What you will do
Repeat the whole of the data, keeping every detail the same.

Provided data
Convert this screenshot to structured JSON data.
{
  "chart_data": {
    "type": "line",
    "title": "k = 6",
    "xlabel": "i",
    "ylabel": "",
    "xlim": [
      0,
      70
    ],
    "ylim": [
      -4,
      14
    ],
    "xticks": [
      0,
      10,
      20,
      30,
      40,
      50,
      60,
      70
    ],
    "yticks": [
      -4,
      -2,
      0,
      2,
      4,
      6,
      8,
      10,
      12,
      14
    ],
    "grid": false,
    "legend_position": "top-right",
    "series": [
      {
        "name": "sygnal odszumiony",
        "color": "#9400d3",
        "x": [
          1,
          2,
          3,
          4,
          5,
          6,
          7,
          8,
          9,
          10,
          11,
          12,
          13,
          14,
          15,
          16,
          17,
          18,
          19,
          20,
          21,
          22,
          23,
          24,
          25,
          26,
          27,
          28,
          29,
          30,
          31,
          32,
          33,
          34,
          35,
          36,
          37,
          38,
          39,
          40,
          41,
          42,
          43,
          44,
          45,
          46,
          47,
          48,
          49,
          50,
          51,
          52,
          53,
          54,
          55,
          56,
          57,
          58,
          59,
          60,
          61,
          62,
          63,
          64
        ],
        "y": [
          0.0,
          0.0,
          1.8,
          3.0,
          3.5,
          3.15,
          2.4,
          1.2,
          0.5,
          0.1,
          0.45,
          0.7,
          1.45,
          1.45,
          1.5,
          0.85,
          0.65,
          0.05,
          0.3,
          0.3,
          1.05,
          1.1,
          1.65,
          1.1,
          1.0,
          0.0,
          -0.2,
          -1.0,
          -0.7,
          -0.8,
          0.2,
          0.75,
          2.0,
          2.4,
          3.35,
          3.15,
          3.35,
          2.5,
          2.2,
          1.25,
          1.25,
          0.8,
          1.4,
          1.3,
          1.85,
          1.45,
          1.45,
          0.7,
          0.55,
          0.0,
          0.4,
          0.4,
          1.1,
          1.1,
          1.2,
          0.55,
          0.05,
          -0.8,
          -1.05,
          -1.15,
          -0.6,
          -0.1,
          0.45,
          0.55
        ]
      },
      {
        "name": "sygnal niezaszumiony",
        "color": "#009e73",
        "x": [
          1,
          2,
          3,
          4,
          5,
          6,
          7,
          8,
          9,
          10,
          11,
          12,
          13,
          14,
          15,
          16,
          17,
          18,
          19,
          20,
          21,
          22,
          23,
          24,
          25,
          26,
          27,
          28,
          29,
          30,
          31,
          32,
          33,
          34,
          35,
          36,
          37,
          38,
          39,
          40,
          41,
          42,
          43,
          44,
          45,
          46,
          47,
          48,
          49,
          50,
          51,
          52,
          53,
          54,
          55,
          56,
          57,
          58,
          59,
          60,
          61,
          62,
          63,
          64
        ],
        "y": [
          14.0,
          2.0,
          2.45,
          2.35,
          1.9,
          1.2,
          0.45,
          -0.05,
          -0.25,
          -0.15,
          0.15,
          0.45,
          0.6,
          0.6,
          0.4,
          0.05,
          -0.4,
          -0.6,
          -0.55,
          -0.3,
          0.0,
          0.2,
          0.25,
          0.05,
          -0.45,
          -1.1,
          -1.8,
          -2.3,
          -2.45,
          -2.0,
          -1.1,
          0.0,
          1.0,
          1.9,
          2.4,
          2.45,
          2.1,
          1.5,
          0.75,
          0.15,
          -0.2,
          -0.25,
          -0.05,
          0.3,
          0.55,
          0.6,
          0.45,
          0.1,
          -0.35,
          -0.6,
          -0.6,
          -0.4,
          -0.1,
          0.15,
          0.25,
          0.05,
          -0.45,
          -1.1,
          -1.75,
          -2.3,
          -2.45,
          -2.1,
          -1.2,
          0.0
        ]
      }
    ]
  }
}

Completed exercise
Convert this screenshot to structured JSON data.
{
  "chart_data": {
    "type": "line",
    "title": "k = 6",
    "xlabel": "i",
    "ylabel": "",
    "xlim": [
      0,
      70
    ],
    "ylim": [
      -4,
      14
    ],
    "xticks": [
      0,
      10,
      20,
      30,
      40,
      50,
      60,
      70
    ],
    "yticks": [
      -4,
      -2,
      0,
      2,
      4,
      6,
      8,
      10,
      12,
      14
    ],
    "grid": false,
    "legend_position": "top-right",
    "series": [
      {
        "name": "sygnal odszumiony",
        "color": "#9400d3",
        "x": [
          1,
          2,
          3,
          4,
          5,
          6,
          7,
          8,
          9,
          10,
          11,
          12,
          13,
          14,
          15,
          16,
          17,
          18,
          19,
          20,
          21,
          22,
          23,
          24,
          25,
          26,
          27,
          28,
          29,
          30,
          31,
          32,
          33,
          34,
          35,
          36,
          37,
          38,
          39,
          40,
          41,
          42,
          43,
          44,
          45,
          46,
          47,
          48,
          49,
          50,
          51,
          52,
          53,
          54,
          55,
          56,
          57,
          58,
          59,
          60,
          61,
          62,
          63,
          64
        ],
        "y": [
          0.0,
          0.0,
          1.8,
          3.0,
          3.5,
          3.15,
          2.4,
          1.2,
          0.5,
          0.1,
          0.45,
          0.7,
          1.45,
          1.45,
          1.5,
          0.85,
          0.65,
          0.05,
          0.3,
          0.3,
          1.05,
          1.1,
          1.65,
          1.1,
          1.0,
          0.0,
          -0.2,
          -1.0,
          -0.7,
          -0.8,
          0.2,
          0.75,
          2.0,
          2.4,
          3.35,
          3.15,
          3.35,
          2.5,
          2.2,
          1.25,
          1.25,
          0.8,
          1.4,
          1.3,
          1.85,
          1.45,
          1.45,
          0.7,
          0.55,
          0.0,
          0.4,
          0.4,
          1.1,
          1.1,
          1.2,
          0.55,
          0.05,
          -0.8,
          -1.05,
          -1.15,
          -0.6,
          -0.1,
          0.45,
          0.55
        ]
      },
      {
        "name": "sygnal niezaszumiony",
        "color": "#009e73",
        "x": [
          1,
          2,
          3,
          4,
          5,
          6,
          7,
          8,
          9,
          10,
          11,
          12,
          13,
          14,
          15,
          16,
          17,
          18,
          19,
          20,
          21,
          22,
          23,
          24,
          25,
          26,
          27,
          28,
          29,
          30,
          31,
          32,
          33,
          34,
          35,
          36,
          37,
          38,
          39,
          40,
          41,
          42,
          43,
          44,
          45,
          46,
          47,
          48,
          49,
          50,
          51,
          52,
          53,
          54,
          55,
          56,
          57,
          58,
          59,
          60,
          61,
          62,
          63,
          64
        ],
        "y": [
          14.0,
          2.0,
          2.45,
          2.35,
          1.9,
          1.2,
          0.45,
          -0.05,
          -0.25,
          -0.15,
          0.15,
          0.45,
          0.6,
          0.6,
          0.4,
          0.05,
          -0.4,
          -0.6,
          -0.55,
          -0.3,
          0.0,
          0.2,
          0.25,
          0.05,
          -0.45,
          -1.1,
          -1.8,
          -2.3,
          -2.45,
          -2.0,
          -1.1,
          0.0,
          1.0,
          1.9,
          2.4,
          2.45,
          2.1,
          1.5,
          0.75,
          0.15,
          -0.2,
          -0.25,
          -0.05,
          0.3,
          0.55,
          0.6,
          0.45,
          0.1,
          -0.35,
          -0.6,
          -0.6,
          -0.4,
          -0.1,
          0.15,
          0.25,
          0.05,
          -0.45,
          -1.1,
          -1.75,
          -2.3,
          -2.45,
          -2.1,
          -1.2,
          0.0
        ]
      }
    ]
  }
}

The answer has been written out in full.